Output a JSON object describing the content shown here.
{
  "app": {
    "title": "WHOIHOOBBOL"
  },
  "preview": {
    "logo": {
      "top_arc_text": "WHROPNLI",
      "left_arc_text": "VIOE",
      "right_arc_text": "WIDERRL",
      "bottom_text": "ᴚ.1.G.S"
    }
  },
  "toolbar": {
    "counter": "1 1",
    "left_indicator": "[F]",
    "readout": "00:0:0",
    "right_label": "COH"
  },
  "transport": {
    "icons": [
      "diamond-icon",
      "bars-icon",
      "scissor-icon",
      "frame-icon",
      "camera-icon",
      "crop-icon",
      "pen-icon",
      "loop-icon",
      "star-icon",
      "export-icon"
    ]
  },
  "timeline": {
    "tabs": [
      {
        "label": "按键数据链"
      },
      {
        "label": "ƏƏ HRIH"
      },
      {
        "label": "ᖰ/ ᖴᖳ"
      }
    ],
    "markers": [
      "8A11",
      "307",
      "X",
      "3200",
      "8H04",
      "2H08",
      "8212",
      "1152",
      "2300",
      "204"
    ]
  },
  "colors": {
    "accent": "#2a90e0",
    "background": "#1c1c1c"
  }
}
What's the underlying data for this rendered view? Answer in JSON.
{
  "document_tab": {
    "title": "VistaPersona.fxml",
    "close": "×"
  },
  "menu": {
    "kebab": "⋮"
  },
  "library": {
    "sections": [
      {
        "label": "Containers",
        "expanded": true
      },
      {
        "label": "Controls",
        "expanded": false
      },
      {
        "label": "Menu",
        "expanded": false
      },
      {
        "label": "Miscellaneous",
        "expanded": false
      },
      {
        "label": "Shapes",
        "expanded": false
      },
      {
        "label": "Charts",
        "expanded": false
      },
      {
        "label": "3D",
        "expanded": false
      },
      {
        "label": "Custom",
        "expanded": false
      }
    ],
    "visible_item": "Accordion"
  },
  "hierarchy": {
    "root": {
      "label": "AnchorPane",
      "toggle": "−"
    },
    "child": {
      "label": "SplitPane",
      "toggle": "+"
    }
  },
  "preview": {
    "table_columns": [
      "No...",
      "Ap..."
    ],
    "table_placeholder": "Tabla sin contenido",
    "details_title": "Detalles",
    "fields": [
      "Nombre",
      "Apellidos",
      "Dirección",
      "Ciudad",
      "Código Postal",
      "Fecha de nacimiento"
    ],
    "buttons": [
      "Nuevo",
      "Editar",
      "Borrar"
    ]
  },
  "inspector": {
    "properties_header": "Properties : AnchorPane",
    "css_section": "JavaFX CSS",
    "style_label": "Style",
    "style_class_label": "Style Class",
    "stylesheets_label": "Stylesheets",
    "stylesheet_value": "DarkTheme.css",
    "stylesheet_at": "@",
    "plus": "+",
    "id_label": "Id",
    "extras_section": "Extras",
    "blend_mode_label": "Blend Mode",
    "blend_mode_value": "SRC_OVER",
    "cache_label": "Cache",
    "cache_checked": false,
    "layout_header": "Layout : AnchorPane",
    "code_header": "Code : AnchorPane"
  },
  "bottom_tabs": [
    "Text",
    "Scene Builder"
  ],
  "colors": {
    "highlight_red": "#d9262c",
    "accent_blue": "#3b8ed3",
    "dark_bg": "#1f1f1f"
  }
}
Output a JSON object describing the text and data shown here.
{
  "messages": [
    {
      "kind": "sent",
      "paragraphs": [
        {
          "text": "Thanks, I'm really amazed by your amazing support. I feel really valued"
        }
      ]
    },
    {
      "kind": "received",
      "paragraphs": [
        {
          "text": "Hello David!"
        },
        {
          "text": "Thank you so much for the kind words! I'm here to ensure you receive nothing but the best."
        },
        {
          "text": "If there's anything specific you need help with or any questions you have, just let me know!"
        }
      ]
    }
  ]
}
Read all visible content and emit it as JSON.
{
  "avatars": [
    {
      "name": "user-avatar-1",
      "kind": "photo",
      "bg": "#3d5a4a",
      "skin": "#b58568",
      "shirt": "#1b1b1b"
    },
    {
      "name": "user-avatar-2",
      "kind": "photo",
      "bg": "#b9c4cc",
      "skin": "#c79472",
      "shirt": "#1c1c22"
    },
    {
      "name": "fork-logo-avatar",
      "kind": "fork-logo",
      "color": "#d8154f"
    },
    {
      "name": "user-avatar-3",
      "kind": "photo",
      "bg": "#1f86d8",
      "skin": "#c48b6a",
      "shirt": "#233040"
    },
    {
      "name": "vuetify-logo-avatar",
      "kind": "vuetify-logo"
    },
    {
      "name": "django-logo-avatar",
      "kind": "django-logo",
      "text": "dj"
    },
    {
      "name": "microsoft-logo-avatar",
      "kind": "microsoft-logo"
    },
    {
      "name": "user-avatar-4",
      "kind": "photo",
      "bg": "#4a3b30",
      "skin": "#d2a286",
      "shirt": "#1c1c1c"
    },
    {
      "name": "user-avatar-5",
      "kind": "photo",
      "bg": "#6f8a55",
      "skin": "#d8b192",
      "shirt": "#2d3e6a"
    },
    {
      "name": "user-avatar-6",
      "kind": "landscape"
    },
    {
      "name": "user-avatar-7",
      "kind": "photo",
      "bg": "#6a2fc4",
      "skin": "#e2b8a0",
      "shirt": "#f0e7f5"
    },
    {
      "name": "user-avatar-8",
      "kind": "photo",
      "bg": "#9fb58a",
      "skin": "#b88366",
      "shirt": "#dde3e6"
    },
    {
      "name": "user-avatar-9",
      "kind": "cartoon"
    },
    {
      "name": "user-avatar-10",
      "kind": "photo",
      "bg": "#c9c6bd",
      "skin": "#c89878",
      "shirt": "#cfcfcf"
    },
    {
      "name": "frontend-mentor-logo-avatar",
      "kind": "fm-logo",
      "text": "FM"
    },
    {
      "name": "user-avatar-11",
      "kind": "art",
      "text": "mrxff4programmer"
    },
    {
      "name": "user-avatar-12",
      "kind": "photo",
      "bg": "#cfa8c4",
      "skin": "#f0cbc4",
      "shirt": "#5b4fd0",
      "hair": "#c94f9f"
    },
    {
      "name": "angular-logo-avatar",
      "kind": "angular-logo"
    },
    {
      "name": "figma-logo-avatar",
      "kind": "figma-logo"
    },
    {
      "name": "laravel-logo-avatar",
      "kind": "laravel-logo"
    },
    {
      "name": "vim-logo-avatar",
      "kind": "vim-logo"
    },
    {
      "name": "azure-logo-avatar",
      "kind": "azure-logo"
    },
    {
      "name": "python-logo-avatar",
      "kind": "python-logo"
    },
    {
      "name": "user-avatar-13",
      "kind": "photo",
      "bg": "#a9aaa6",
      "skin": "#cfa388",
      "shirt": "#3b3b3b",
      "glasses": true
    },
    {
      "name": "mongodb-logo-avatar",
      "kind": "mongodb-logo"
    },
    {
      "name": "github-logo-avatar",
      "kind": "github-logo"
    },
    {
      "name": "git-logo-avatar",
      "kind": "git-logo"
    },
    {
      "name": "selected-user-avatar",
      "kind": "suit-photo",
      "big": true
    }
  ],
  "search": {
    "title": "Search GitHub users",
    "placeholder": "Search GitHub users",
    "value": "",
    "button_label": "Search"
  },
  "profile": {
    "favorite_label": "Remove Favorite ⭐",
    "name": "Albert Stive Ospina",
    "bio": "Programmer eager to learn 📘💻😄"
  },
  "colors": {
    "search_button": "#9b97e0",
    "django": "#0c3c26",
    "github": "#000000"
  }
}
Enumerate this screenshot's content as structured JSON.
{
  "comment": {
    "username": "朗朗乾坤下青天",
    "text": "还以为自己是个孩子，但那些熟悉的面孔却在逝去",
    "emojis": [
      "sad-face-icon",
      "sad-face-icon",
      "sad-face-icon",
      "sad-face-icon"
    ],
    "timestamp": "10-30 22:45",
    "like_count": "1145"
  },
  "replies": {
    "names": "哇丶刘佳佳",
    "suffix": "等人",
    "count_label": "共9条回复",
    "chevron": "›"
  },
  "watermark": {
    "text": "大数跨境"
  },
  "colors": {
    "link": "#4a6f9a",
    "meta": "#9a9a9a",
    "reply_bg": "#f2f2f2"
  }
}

◆ ◆ ◆

YOUR INSTRUCTIONS — Extract every line from the records above that contains the word "data".

CORRECT RESULT —
What's the underlying data for this rendered view? Answer in JSON.
Output a JSON object describing the text and data shown here.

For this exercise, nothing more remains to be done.